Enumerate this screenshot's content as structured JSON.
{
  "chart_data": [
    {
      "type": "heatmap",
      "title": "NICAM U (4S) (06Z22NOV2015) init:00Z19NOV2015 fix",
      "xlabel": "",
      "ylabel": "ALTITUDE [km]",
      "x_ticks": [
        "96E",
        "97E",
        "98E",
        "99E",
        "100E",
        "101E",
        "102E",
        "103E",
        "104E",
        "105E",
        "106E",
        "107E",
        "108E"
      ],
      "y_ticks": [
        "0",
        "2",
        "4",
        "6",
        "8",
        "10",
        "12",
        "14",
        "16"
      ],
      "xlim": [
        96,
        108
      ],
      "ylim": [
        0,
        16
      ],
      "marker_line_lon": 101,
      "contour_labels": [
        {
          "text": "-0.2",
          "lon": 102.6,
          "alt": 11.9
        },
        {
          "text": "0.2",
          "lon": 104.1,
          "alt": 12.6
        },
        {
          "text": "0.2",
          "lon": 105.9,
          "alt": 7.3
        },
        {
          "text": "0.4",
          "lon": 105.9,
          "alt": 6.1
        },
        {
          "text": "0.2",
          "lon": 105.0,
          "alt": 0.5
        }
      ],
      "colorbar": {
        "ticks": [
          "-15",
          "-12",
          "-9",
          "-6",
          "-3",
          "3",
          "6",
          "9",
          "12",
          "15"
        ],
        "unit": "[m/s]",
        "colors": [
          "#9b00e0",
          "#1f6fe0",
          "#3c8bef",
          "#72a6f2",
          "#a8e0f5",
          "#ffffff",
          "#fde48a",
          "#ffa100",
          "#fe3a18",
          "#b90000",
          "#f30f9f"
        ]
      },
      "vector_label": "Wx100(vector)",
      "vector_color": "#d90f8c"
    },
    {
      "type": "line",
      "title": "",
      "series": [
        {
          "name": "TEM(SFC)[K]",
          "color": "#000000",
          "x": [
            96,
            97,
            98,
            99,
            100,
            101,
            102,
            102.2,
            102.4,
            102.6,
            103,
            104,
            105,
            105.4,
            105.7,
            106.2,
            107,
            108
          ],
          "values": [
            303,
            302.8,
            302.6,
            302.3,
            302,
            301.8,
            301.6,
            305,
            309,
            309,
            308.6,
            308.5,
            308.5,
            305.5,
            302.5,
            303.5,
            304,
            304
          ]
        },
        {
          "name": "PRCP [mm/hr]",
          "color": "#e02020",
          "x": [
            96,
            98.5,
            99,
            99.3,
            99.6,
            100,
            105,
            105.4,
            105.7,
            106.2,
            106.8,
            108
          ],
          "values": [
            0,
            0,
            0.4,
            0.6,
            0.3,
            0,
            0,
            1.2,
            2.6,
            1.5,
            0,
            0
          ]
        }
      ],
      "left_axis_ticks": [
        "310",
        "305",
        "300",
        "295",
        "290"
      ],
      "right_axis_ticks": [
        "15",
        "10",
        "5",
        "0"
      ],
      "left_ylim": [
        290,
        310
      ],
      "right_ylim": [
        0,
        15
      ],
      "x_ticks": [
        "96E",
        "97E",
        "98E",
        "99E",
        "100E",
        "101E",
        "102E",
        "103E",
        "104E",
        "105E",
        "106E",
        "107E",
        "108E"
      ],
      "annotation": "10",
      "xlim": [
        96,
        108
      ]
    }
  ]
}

GIVEN REQUEST. All lines of the data above that include the word "title" must be shown.

RESULT.
      "title": "NICAM U (4S) (06Z22NOV2015) init:00Z19NOV2015 fix",
      "title": "",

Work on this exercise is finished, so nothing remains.